* _Problem statement_
In the material below, find all lines with the string "Хакасия" and copy them.

[START OF Information shown]

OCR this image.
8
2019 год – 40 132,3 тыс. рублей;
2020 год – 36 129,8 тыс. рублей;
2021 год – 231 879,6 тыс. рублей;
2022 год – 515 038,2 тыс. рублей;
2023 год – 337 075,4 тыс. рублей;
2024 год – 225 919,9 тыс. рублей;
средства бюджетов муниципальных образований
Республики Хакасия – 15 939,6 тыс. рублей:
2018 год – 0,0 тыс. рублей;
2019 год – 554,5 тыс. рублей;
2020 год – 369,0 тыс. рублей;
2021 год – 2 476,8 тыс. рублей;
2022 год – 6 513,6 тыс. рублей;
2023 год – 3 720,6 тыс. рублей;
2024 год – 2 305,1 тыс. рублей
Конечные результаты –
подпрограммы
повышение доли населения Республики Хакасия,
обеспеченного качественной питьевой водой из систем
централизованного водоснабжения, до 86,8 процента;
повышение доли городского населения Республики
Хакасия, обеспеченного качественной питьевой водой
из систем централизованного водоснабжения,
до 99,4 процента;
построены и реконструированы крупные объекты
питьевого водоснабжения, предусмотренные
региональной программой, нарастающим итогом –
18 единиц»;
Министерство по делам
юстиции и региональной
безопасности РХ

[END OF Information shown]
[START OF Information shown]

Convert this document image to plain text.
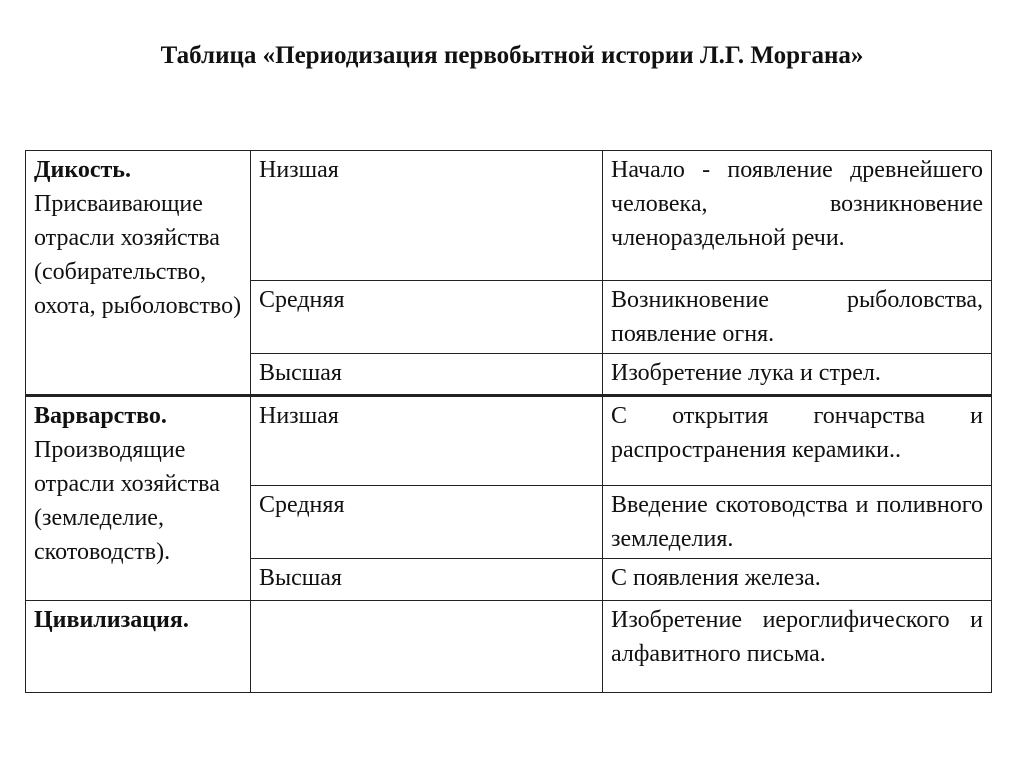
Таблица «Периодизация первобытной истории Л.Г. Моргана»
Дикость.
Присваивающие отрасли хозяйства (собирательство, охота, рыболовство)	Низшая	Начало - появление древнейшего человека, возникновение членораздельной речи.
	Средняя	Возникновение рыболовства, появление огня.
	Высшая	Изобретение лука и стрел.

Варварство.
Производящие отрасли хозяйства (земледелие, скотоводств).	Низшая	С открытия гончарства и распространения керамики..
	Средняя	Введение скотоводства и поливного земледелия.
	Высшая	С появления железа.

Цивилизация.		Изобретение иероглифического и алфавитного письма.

[END OF Information shown]
[START OF Information shown]

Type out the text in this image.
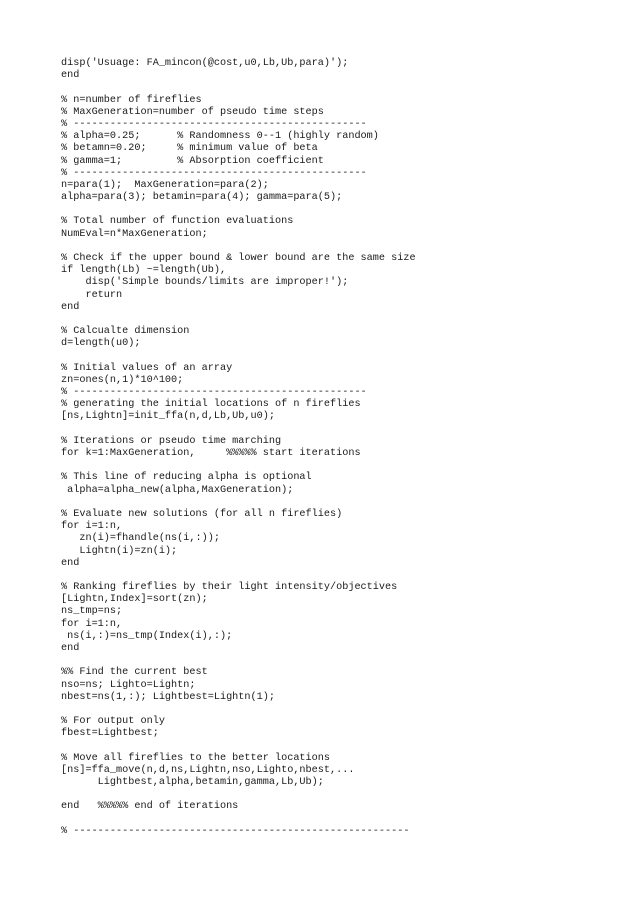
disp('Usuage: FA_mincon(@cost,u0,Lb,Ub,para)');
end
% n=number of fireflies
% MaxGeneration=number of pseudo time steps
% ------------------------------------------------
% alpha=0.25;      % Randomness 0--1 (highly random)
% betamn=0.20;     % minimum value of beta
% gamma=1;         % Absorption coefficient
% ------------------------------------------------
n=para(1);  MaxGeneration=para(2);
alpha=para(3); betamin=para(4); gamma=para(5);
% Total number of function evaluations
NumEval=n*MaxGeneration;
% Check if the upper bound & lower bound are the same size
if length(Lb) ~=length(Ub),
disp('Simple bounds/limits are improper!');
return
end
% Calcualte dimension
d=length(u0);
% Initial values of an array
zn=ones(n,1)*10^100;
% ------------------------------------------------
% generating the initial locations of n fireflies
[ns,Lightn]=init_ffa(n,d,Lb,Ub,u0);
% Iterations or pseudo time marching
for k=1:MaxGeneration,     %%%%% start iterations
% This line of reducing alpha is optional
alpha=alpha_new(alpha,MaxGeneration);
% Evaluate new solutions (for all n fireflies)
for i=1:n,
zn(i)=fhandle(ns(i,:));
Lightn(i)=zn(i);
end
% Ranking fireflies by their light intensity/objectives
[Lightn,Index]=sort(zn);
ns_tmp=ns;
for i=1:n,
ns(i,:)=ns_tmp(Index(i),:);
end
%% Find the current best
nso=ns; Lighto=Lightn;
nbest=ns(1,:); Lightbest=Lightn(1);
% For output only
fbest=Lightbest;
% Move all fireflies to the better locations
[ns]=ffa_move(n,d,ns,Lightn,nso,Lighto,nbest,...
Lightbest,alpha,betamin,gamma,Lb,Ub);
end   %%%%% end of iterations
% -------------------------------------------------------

[END OF Information shown]

* _Answer to this task_
Республики Хакасия – 15 939,6 тыс. рублей:
повышение доли населения Республики Хакасия,
Хакасия, обеспеченного качественной питьевой водой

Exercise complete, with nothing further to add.